* **Data to process**:

-*-*-

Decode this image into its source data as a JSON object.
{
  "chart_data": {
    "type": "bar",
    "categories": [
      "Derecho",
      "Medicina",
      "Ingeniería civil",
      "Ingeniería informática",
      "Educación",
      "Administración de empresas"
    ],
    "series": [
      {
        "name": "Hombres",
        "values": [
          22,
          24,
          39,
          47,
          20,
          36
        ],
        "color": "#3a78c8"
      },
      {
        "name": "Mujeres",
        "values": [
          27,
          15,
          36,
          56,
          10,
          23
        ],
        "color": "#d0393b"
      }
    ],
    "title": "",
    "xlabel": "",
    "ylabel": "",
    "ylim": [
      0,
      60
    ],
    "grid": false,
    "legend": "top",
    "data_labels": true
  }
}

-*-*-

* **What the exercise asks**:
Repeat the entries above exactly, leaving nothing out.

* **Result of the task**:
Decode this image into its source data as a JSON object.
{
  "chart_data": {
    "type": "bar",
    "categories": [
      "Derecho",
      "Medicina",
      "Ingeniería civil",
      "Ingeniería informática",
      "Educación",
      "Administración de empresas"
    ],
    "series": [
      {
        "name": "Hombres",
        "values": [
          22,
          24,
          39,
          47,
          20,
          36
        ],
        "color": "#3a78c8"
      },
      {
        "name": "Mujeres",
        "values": [
          27,
          15,
          36,
          56,
          10,
          23
        ],
        "color": "#d0393b"
      }
    ],
    "title": "",
    "xlabel": "",
    "ylabel": "",
    "ylim": [
      0,
      60
    ],
    "grid": false,
    "legend": "top",
    "data_labels": true
  }
}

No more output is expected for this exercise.